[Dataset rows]
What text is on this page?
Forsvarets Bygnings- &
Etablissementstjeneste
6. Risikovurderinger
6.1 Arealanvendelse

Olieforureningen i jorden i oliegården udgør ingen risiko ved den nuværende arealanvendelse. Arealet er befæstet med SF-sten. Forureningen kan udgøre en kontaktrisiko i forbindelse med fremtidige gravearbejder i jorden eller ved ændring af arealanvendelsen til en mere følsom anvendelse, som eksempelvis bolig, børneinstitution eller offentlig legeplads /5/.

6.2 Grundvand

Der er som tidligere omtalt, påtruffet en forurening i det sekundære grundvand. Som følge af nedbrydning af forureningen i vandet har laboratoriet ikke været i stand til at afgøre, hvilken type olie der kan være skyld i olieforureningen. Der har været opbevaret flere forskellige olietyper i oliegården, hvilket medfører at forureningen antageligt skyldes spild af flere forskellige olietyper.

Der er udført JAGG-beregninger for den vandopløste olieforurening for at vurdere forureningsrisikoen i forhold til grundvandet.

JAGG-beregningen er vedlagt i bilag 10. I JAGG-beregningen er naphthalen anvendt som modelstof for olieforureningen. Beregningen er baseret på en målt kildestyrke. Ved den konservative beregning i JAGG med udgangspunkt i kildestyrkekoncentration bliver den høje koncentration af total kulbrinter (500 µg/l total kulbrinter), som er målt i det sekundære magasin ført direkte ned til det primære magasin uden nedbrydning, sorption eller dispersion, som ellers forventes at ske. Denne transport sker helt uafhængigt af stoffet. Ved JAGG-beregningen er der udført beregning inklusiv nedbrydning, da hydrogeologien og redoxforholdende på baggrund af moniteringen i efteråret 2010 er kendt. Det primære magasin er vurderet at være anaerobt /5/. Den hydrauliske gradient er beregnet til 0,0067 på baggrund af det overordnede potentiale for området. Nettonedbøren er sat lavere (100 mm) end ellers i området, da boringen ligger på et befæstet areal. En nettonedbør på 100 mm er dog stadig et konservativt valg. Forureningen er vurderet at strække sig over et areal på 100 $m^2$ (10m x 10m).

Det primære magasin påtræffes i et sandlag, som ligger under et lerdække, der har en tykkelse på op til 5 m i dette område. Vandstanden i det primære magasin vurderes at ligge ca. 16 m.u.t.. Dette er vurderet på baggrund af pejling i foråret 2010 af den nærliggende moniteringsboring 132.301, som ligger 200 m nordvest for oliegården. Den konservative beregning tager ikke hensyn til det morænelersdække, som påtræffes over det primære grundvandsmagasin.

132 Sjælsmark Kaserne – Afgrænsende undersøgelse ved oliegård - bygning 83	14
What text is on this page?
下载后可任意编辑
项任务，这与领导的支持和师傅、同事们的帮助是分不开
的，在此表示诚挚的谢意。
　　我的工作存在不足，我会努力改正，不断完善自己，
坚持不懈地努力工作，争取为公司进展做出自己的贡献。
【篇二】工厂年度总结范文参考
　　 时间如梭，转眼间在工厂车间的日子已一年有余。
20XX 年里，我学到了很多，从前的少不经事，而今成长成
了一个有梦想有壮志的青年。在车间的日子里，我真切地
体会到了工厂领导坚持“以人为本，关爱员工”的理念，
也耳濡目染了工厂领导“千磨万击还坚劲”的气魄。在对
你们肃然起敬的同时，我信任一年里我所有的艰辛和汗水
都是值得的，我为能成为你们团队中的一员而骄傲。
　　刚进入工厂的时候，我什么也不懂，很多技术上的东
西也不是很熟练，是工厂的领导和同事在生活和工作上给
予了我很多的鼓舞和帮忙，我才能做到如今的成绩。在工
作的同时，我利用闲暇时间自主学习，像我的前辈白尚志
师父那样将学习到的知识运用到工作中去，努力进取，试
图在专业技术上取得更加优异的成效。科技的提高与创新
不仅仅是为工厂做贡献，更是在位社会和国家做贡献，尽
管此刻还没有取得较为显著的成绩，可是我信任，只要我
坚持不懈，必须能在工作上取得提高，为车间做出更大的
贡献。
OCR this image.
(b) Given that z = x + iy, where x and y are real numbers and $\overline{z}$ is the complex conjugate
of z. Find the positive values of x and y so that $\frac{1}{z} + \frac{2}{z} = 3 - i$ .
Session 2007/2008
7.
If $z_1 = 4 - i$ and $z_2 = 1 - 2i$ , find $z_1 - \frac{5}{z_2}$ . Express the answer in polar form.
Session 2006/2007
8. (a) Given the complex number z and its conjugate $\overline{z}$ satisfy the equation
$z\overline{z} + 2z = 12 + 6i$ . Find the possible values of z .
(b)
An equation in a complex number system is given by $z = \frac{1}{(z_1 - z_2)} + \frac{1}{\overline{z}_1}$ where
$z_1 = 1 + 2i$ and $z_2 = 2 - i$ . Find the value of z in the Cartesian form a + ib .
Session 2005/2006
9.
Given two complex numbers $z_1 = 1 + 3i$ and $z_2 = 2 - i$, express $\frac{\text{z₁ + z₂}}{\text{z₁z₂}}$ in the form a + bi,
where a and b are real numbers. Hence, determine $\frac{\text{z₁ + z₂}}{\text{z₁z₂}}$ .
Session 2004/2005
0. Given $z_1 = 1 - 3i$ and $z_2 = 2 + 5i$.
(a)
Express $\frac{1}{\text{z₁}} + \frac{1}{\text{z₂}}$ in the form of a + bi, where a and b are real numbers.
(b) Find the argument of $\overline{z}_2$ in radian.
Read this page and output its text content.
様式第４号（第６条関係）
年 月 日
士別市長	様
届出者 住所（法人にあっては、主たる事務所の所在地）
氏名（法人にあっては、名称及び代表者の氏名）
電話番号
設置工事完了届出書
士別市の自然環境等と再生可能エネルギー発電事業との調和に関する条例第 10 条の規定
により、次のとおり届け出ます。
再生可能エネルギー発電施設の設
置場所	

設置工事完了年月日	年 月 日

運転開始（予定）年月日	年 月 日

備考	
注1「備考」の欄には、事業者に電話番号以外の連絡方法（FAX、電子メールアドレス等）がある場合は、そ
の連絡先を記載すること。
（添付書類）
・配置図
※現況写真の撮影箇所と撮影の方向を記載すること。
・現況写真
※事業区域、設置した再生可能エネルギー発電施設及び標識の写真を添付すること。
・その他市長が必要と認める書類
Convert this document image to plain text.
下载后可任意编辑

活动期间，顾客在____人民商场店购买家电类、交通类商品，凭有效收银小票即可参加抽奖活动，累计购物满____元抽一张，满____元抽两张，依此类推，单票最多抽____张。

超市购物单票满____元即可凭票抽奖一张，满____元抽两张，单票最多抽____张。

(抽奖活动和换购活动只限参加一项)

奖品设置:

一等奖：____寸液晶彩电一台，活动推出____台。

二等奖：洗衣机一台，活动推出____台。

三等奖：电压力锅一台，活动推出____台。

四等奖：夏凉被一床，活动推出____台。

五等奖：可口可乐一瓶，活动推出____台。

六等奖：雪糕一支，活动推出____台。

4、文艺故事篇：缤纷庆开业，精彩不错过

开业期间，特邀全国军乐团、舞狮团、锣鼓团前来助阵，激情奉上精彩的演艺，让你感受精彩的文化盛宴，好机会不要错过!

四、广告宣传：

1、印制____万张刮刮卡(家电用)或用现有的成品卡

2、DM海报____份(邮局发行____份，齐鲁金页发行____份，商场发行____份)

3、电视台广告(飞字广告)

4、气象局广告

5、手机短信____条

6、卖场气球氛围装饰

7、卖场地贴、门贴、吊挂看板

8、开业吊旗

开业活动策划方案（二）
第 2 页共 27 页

### [STATED PROBLEM]
Print exactly the lines from the one with "Read this page and output its text content." through the end of the data, inclusive.

### [EXERCISE SOLUTION]
Read this page and output its text content.
様式第４号（第６条関係）
年 月 日
士別市長	様
届出者 住所（法人にあっては、主たる事務所の所在地）
氏名（法人にあっては、名称及び代表者の氏名）
電話番号
設置工事完了届出書
士別市の自然環境等と再生可能エネルギー発電事業との調和に関する条例第 10 条の規定
により、次のとおり届け出ます。
再生可能エネルギー発電施設の設
置場所	

設置工事完了年月日	年 月 日

運転開始（予定）年月日	年 月 日

備考	
注1「備考」の欄には、事業者に電話番号以外の連絡方法（FAX、電子メールアドレス等）がある場合は、そ
の連絡先を記載すること。
（添付書類）
・配置図
※現況写真の撮影箇所と撮影の方向を記載すること。
・現況写真
※事業区域、設置した再生可能エネルギー発電施設及び標識の写真を添付すること。
・その他市長が必要と認める書類
Convert this document image to plain text.
下载后可任意编辑

活动期间，顾客在____人民商场店购买家电类、交通类商品，凭有效收银小票即可参加抽奖活动，累计购物满____元抽一张，满____元抽两张，依此类推，单票最多抽____张。

超市购物单票满____元即可凭票抽奖一张，满____元抽两张，单票最多抽____张。

(抽奖活动和换购活动只限参加一项)

奖品设置:

一等奖：____寸液晶彩电一台，活动推出____台。

二等奖：洗衣机一台，活动推出____台。

三等奖：电压力锅一台，活动推出____台。

四等奖：夏凉被一床，活动推出____台。

五等奖：可口可乐一瓶，活动推出____台。

六等奖：雪糕一支，活动推出____台。

4、文艺故事篇：缤纷庆开业，精彩不错过

开业期间，特邀全国军乐团、舞狮团、锣鼓团前来助阵，激情奉上精彩的演艺，让你感受精彩的文化盛宴，好机会不要错过!

四、广告宣传：

1、印制____万张刮刮卡(家电用)或用现有的成品卡

2、DM海报____份(邮局发行____份，齐鲁金页发行____份，商场发行____份)

3、电视台广告(飞字广告)

4、气象局广告

5、手机短信____条

6、卖场气球氛围装饰

7、卖场地贴、门贴、吊挂看板

8、开业吊旗

开业活动策划方案（二）
第 2 页共 27 页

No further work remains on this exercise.